◆ SHORT PROBLEM:
Your task is to transcribe all of the data below exactly, omitting the images.

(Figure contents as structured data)
━━━
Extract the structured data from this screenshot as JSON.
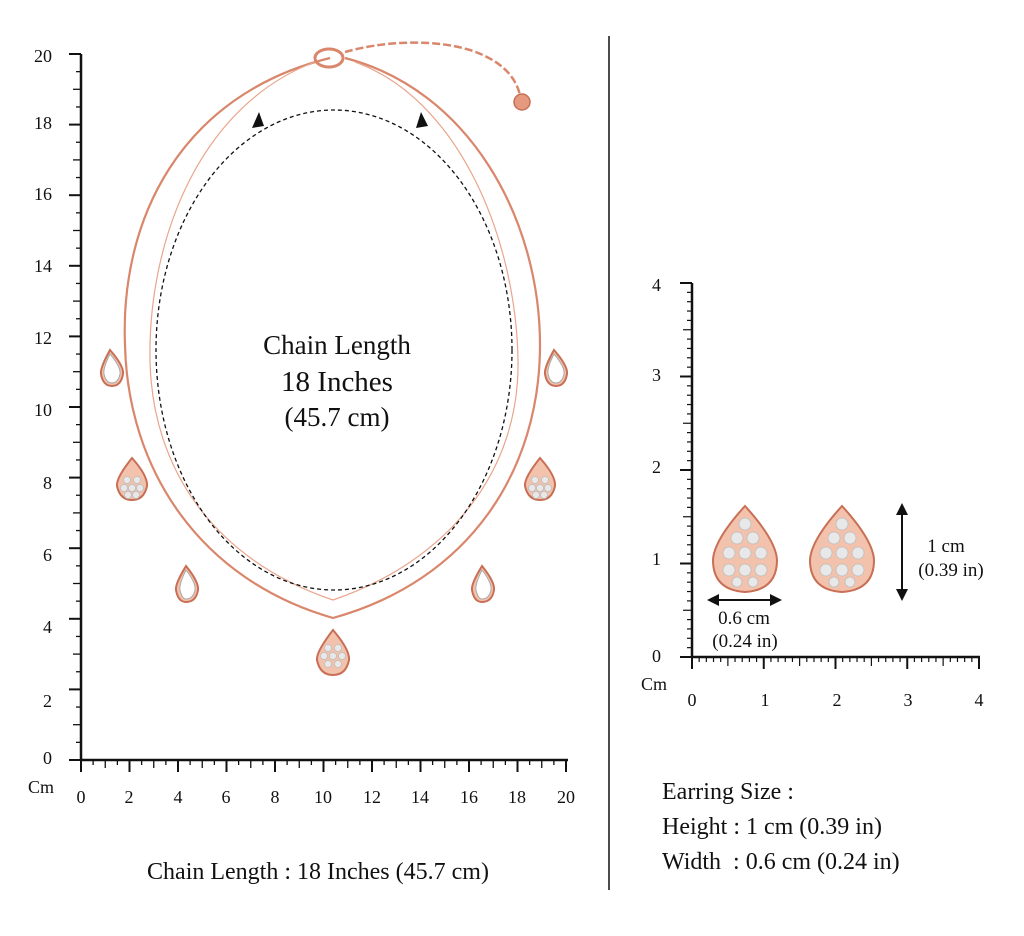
{
  "necklace_panel": {
    "unit_label": "Cm",
    "x_ticks": [
      "0",
      "2",
      "4",
      "6",
      "8",
      "10",
      "12",
      "14",
      "16",
      "18",
      "20"
    ],
    "y_ticks": [
      "0",
      "2",
      "4",
      "6",
      "8",
      "10",
      "12",
      "14",
      "16",
      "18",
      "20"
    ],
    "overlay_line1": "Chain Length",
    "overlay_line2": "18 Inches",
    "overlay_line3": "(45.7 cm)",
    "caption": "Chain Length : 18 Inches (45.7 cm)"
  },
  "earring_panel": {
    "unit_label": "Cm",
    "x_ticks": [
      "0",
      "1",
      "2",
      "3",
      "4"
    ],
    "y_ticks": [
      "0",
      "1",
      "2",
      "3",
      "4"
    ],
    "height_label_cm": "1 cm",
    "height_label_in": "(0.39 in)",
    "width_label_cm": "0.6 cm",
    "width_label_in": "(0.24 in)",
    "size_title": "Earring Size :",
    "size_height": "Height : 1 cm (0.39 in)",
    "size_width": "Width  : 0.6 cm (0.24 in)"
  },
  "colors": {
    "rose_gold": "#d9866b",
    "gem": "#ffffff",
    "ink": "#111111"
  }
}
━━━
◆ REPLY TO THE TASK:
Extract the structured data from this screenshot as JSON.
{
  "necklace_panel": {
    "unit_label": "Cm",
    "x_ticks": [
      "0",
      "2",
      "4",
      "6",
      "8",
      "10",
      "12",
      "14",
      "16",
      "18",
      "20"
    ],
    "y_ticks": [
      "0",
      "2",
      "4",
      "6",
      "8",
      "10",
      "12",
      "14",
      "16",
      "18",
      "20"
    ],
    "overlay_line1": "Chain Length",
    "overlay_line2": "18 Inches",
    "overlay_line3": "(45.7 cm)",
    "caption": "Chain Length : 18 Inches (45.7 cm)"
  },
  "earring_panel": {
    "unit_label": "Cm",
    "x_ticks": [
      "0",
      "1",
      "2",
      "3",
      "4"
    ],
    "y_ticks": [
      "0",
      "1",
      "2",
      "3",
      "4"
    ],
    "height_label_cm": "1 cm",
    "height_label_in": "(0.39 in)",
    "width_label_cm": "0.6 cm",
    "width_label_in": "(0.24 in)",
    "size_title": "Earring Size :",
    "size_height": "Height : 1 cm (0.39 in)",
    "size_width": "Width  : 0.6 cm (0.24 in)"
  },
  "colors": {
    "rose_gold": "#d9866b",
    "gem": "#ffffff",
    "ink": "#111111"
  }
}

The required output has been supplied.